Data to process:

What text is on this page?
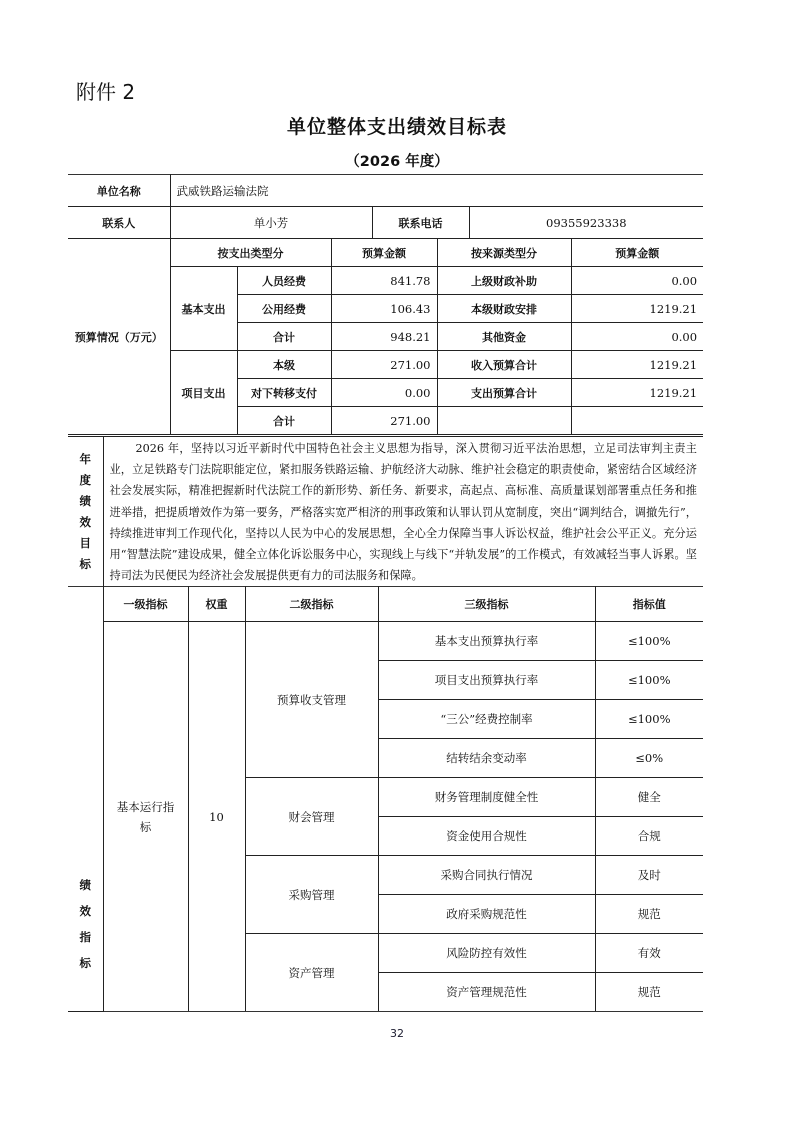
附件 2
单位整体支出绩效目标表
（2026 年度）
单位名称	武威铁路运输法院						
联系人	单小芳			联系电话		09355923338	
预算情况（万元）	按支出类型分		预算金额		按来源类型分		预算金额
	基本支出	人员经费	841.78		上级财政补助		0.00
		公用经费	106.43		本级财政安排		1219.21
		合计	948.21		其他资金		0.00
	项目支出	本级	271.00		收入预算合计		1219.21
		对下转移支付	0.00		支出预算合计		1219.21
		合计	271.00				
年度绩效目标

2026 年，坚持以习近平新时代中国特色社会主义思想为指导，深入贯彻习近平法治思想，立足司法审判主责主业，立足铁路专门法院职能定位，紧扣服务铁路运输、护航经济大动脉、维护社会稳定的职责使命，紧密结合区域经济社会发展实际，精准把握新时代法院工作的新形势、新任务、新要求，高起点、高标准、高质量谋划部署重点任务和推进举措，把提质增效作为第一要务，严格落实宽严相济的刑事政策和认罪认罚从宽制度，突出“调判结合，调撤先行”，持续推进审判工作现代化，坚持以人民为中心的发展思想，全心全力保障当事人诉讼权益，维护社会公平正义。充分运用“智慧法院”建设成果，健全立体化诉讼服务中心，实现线上与线下“并轨发展”的工作模式，有效减轻当事人诉累。坚持司法为民便民为经济社会发展提供更有力的司法服务和保障。
绩效指标	一级指标	权重	二级指标	三级指标	指标值
	基本运行指标	10	预算收支管理	基本支出预算执行率	≤100%
				项目支出预算执行率	≤100%
				“三公”经费控制率	≤100%
				结转结余变动率	≤0%
			财会管理	财务管理制度健全性	健全
				资金使用合规性	合规
			采购管理	采购合同执行情况	及时
				政府采购规范性	规范
			资产管理	风险防控有效性	有效
				资产管理规范性	规范
32
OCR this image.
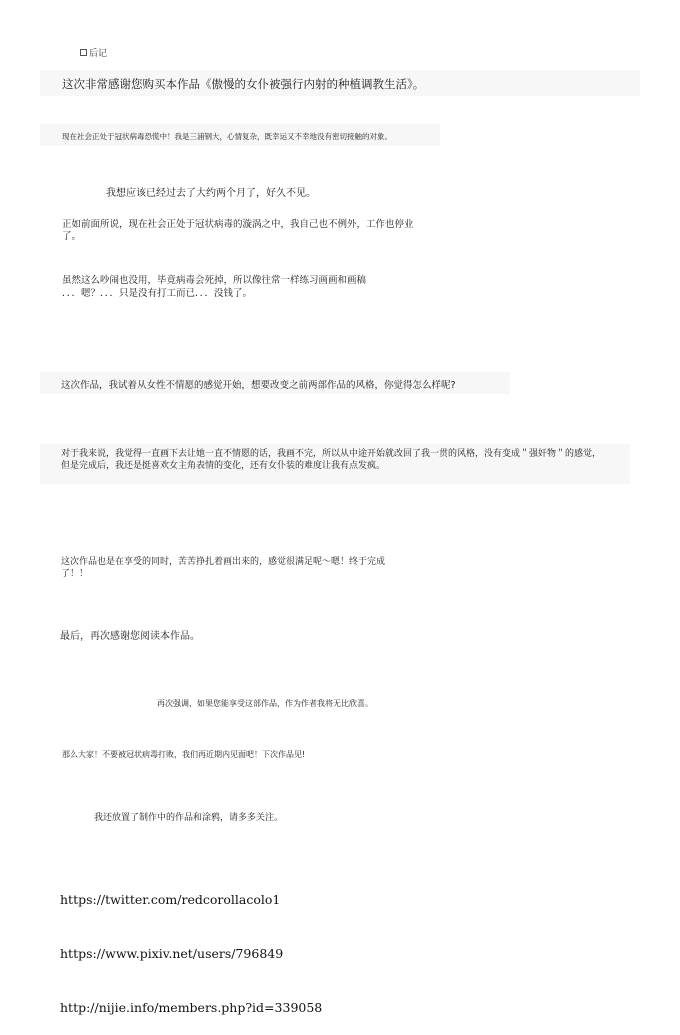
后记
这次非常感谢您购买本作品《傲慢的女仆被强行内射的种植调教生活》。
现在社会正处于冠状病毒恐慌中！我是三浦钢大，心情复杂，既幸运又不幸地没有密切接触的对象。
我想应该已经过去了大约两个月了，好久不见。
正如前面所说，现在社会正处于冠状病毒的漩涡之中，我自己也不例外，工作也停业了。
虽然这么吵闹也没用，毕竟病毒会死掉，所以像往常一样练习画画和画稿
．．．嗯？．．．只是没有打工而已．．．没钱了。
这次作品，我试着从女性不情愿的感觉开始，想要改变之前两部作品的风格，你觉得怎么样呢?
对于我来说，我觉得一直画下去让她一直不情愿的话，我画不完，所以从中途开始就改回了我一贯的风格，没有变成＂强奸物＂的感觉，
但是完成后，我还是挺喜欢女主角表情的变化，还有女仆装的难度让我有点发疯。
这次作品也是在享受的同时，苦苦挣扎着画出来的，感觉很满足呢～嗯！终于完成了！！
最后，再次感谢您阅读本作品。
再次强调，如果您能享受这部作品，作为作者我将无比欣喜。
那么大家！不要被冠状病毒打败，我们再近期内见面吧！下次作品见!
我还放置了制作中的作品和涂鸦，请多多关注。

https://twitter.com/redcorollacolo1

https://www.pixiv.net/users/796849

http://nijie.info/members.php?id=339058
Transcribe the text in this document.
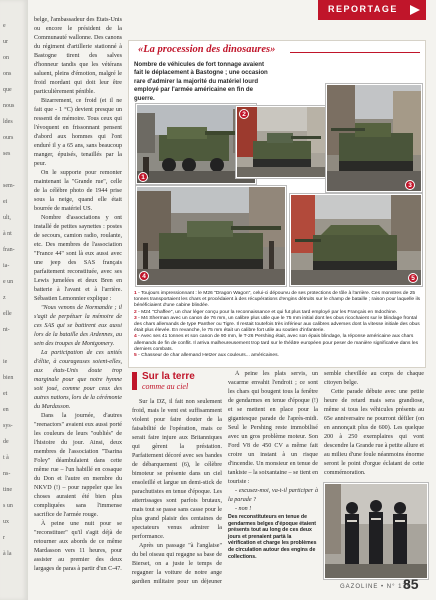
e
ur
on
ons
que
nous
ldes
ours
ses
sem-
ei
ult,
à nt
fran-
ia-
e un
z
elle
nt-
ie
bien
et
en
sys-
de
t à
ns-
tine
s un
ux
r
à la
REPORTAGE

belge, l'ambassadeur des États-Unis ou encore le président de la Communauté wallonne. Des canons du régiment d'artillerie stationné à Bastogne tirent des salves d'honneur tandis que les vétérans saluent, pleins d'émotion, malgré le froid mordant qui doit leur être particulièrement pénible.

Bizarrement, ce froid (et il ne fait que - 1 °C) devient presque un ressenti de mémoire. Tous ceux qui l'évoquent en frissonnant pensent d'abord aux hommes qui l'ont enduré il y a 65 ans, sans beaucoup manger, épuisés, tenaillés par la peur.

On le supporte pour remonter maintenant la "Grande rue", celle de la célèbre photo de 1944 prise sous la neige, quand elle était bourrée de matériel US.

Nombre d'associations y ont installé de petites saynettes : postes de secours, camion radio, roulante, etc. Des membres de l'association "France 44" sont là eux aussi avec une jeep des SAS français parfaitement reconstituée, avec ses Lewis jumelées et deux Bren en batterie à l'avant et à l'arrière. Sébastien Lemonnier explique :

"Nous venons de Normandie ; il s'agit de perpétuer la mémoire de ces SAS qui se battirent eux aussi lors de la bataille des Ardennes, au sein des troupes de Montgomery.

La participation de ces unités d'élite, à courageuses soient-elles, aux états-Unis doute trop marginale pour que notre hymne soit joué, comme pour ceux des autres nations, lors de la cérémonie du Mardasson.

Dans la journée, d'autres "reenactors" avaient eux aussi porté les couleurs de leurs "oubliés" de l'histoire du jour. Ainsi, deux membres de l'association "Tsarina Foley" déambulaient dans cette même rue – l'un habillé en cosaque du Don et l'autre en membre du NKVD (!) – pour rappeler que les choses auraient été bien plus compliquées sans l'immense sacrifice de l'armée rouge.

À peine une nuit pour se "reconstituer" qu'il s'agit déjà de retourner aux abords de ce même Mardasson vers 11 heures, pour assister au premier des deux largages de paras à partir d'un C-47.

«La procession des dinosaures»
Nombre de véhicules de fort tonnage avaient fait le déplacement à Bastogne ; une occasion rare d'admirer la majorité du matériel lourd employé par l'armée américaine en fin de guerre.
1
2
3
4	5
1 - Toujours impressionnant : le M26 "Dragon Wagon", celui-ci dépourvu de ses protections de tôle à l'arrière. Ces monstres de 25 tonnes transportaient les chars et procédaient à des récupérations d'engins détruits sur le champ de bataille ; raison pour laquelle ils bénéficiaient d'une cabine blindée.
2 - M24 "Chaffee", un char léger conçu pour la reconnaissance et qui fut plus tard employé par les Français en Indochine.
3 - M4 Sherman avec un canon de 76 mm, un calibre plus utile que le 75 mm initial dont les obus ricochaient sur le blindage frontal des chars allemands de type Panther ou Tigre. Il restait toutefois très inférieur aux calibres adverses dont la vitesse initiale des obus était plus élevée. En revanche, le 75 mm était un calibre fort utile au soutien d'infanterie.
4 - Avec ses 41 tonnes et son canon de 90 mm, le T-26 Pershing était, avec son épais blindage, la réponse américaine aux chars allemands de fin de conflit. Il arriva malheureusement trop tard sur le théâtre européen pour peser de manière significative dans les derniers combats.
5 - Chasseur de char allemand Hetzer aux couleurs... américaines.
Sur la terre
comme au ciel

Sur la DZ, il fait non seulement froid, mais le vent est suffisamment violent pour faire douter de la faisabilité de l'opération, mais ce serait faire injure aux Britanniques qui gèrent la préstation. Parfaitement décoré avec ses bandes de débarquement (6), le célèbre bimoteur se présente dans un ciel ensoleillé et largue un demi-stick de parachutistes en tenue d'époque. Les atterrissages sont parfois brutaux, mais tout se passe sans casse pour le plus grand plaisir des centaines de spectateurs venus admirer la performance.

Après un passage "à l'anglaise" du bel oiseau qui regagne sa base de Bierset, on a juste le temps de regagner la voiture de notre ange gardien militaire pour un déjeuner

À peine les plats servis, un vacarme envahit l'endroit ; ce sont les chars qui bougent tous la fenêtre de gendarmes en tenue d'époque (!) et se mettent en place pour la gigantesque parade de l'après-midi. Seul le Pershing reste immobilisé avec un gros problème moteur. Son Ford V8 de 450 CV a même fait croire un instant à un risque d'incendie. Un monsieur en tenue de tankiste – la soixantaine – se tient en touriste :

- excusez-moi, va-t-il participer à la parade ?

- non !

semble chevillée au corps de chaque citoyen belge.

Cette parade débute avec une petite heure de retard mais sera grandiose, même si tous les véhicules présents au 65e anniversaire ne pourront défiler (on en annonçait plus de 600). Les quelque 200 à 250 exemplaires qui vont descendre la Grande rue à petite allure et au milieu d'une foule néanmoins énorme seront le point d'orgue éclatant de cette commémoration.

Des reconstituteurs en tenue de gendarmes belges d'époque étaient présents tout au long de ces deux jours et prenaient partà la vérification et charge les problèmes de circulation autour des engins de collections.
GAZOLINE • N° 179
85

Job: In the entries above, identify every line with the string "avaient".

Solution for this exercise:
Dans la journée, d'autres "reenactors" avaient eux aussi porté les couleurs de leurs "oubliés" de l'histoire du jour. Ainsi, deux membres de l'association "Tsarina Foley" déambulaient dans cette même rue – l'un habillé en cosaque du Don et l'autre en membre du NKVD (!) – pour rappeler que les choses auraient été bien plus compliquées sans l'immense sacrifice de l'armée rouge.
Nombre de véhicules de fort tonnage avaient fait le déplacement à Bastogne ; une occasion rare d'admirer la majorité du matériel lourd employé par l'armée américaine en fin de guerre.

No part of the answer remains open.